▶ Problem:
Pull out every line from the listing that has the word "modified".

-- -- --

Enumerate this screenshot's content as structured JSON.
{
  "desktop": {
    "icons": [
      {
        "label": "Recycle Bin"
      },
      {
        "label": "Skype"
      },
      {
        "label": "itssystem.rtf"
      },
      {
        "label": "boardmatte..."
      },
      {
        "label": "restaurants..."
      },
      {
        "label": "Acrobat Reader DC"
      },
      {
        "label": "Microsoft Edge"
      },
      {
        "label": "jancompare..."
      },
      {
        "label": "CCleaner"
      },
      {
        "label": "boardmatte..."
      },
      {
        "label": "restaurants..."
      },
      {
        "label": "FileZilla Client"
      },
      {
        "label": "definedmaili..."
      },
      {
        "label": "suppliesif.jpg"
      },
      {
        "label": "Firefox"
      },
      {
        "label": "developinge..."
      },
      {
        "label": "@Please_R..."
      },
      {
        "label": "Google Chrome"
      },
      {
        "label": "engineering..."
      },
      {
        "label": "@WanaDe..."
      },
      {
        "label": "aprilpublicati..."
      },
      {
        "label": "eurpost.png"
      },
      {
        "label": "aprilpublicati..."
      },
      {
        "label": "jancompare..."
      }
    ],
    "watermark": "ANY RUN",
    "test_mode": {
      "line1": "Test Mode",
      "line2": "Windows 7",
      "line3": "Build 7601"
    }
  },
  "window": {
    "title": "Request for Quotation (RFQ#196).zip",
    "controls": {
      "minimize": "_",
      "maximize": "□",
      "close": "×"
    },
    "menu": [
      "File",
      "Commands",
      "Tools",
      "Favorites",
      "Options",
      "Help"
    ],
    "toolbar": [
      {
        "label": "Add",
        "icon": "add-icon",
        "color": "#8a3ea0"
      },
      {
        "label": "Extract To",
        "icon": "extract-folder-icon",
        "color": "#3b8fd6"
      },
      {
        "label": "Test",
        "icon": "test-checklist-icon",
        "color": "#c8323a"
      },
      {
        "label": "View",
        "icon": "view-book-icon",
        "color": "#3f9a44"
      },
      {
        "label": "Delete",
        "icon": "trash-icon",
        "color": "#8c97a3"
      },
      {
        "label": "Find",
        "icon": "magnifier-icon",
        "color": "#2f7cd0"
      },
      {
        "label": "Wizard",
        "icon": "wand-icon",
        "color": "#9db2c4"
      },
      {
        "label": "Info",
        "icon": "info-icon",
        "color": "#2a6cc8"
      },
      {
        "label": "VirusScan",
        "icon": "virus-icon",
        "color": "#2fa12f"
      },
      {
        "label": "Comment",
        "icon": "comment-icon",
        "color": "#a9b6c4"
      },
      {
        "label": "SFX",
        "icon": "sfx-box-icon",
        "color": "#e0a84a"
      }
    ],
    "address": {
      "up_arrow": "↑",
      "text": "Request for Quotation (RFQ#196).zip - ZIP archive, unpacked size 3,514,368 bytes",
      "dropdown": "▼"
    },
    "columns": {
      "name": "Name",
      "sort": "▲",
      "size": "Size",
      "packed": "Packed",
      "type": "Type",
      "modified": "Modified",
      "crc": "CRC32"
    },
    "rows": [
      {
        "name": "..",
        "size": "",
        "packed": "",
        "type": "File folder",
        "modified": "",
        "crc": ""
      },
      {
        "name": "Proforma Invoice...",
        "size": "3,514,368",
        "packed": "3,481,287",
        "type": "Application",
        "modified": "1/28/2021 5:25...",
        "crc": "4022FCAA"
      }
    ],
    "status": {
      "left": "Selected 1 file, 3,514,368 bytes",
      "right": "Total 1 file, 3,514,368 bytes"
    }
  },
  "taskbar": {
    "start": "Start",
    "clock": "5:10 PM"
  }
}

-- -- --

▶ Answer for this exercise:
      "modified": "Modified",
        "modified": "",
        "modified": "1/28/2021 5:25...",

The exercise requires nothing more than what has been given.